Stated task: Write the material out again exactly.

[Dataset items]
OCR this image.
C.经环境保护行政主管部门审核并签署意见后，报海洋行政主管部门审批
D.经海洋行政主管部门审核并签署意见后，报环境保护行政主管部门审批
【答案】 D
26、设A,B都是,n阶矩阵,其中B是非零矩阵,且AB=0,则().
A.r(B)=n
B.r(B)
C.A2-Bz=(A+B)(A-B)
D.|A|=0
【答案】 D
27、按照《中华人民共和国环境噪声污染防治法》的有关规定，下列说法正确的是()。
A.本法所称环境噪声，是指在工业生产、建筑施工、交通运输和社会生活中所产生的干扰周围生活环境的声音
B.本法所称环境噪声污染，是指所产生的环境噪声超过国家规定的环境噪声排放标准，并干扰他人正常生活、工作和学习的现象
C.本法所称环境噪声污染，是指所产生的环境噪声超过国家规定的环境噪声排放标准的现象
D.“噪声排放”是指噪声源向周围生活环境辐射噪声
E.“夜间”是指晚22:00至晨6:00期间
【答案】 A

Final answer:
OCR this image.
C.经环境保护行政主管部门审核并签署意见后，报海洋行政主管部门审批
D.经海洋行政主管部门审核并签署意见后，报环境保护行政主管部门审批
【答案】 D
26、设A,B都是,n阶矩阵,其中B是非零矩阵,且AB=0,则().
A.r(B)=n
B.r(B)
C.A2-Bz=(A+B)(A-B)
D.|A|=0
【答案】 D
27、按照《中华人民共和国环境噪声污染防治法》的有关规定，下列说法正确的是()。
A.本法所称环境噪声，是指在工业生产、建筑施工、交通运输和社会生活中所产生的干扰周围生活环境的声音
B.本法所称环境噪声污染，是指所产生的环境噪声超过国家规定的环境噪声排放标准，并干扰他人正常生活、工作和学习的现象
C.本法所称环境噪声污染，是指所产生的环境噪声超过国家规定的环境噪声排放标准的现象
D.“噪声排放”是指噪声源向周围生活环境辐射噪声
E.“夜间”是指晚22:00至晨6:00期间
【答案】 A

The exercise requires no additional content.